- Stated task
Each line that includes "하나님이" counts once; give the total and nothing besides.

-- START OF Information provided --

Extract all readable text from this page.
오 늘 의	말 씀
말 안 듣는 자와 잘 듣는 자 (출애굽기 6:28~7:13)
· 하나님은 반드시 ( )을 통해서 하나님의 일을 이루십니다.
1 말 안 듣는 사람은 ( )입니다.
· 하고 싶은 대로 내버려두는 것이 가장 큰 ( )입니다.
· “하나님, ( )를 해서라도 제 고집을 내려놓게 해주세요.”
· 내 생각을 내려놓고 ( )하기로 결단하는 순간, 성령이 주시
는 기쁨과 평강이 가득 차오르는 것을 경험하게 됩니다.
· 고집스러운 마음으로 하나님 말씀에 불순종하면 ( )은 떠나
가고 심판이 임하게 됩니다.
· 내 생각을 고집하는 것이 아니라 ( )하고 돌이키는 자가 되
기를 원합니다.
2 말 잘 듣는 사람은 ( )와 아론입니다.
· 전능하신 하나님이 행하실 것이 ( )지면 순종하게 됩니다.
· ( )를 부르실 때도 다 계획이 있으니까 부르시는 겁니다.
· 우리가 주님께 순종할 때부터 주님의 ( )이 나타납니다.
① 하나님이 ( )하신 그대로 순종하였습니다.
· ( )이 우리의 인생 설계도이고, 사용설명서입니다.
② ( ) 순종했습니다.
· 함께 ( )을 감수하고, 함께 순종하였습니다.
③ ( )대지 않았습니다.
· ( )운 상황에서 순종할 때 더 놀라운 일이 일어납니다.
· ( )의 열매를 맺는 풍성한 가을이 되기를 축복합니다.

-- END OF Information provided --

- Task answer
2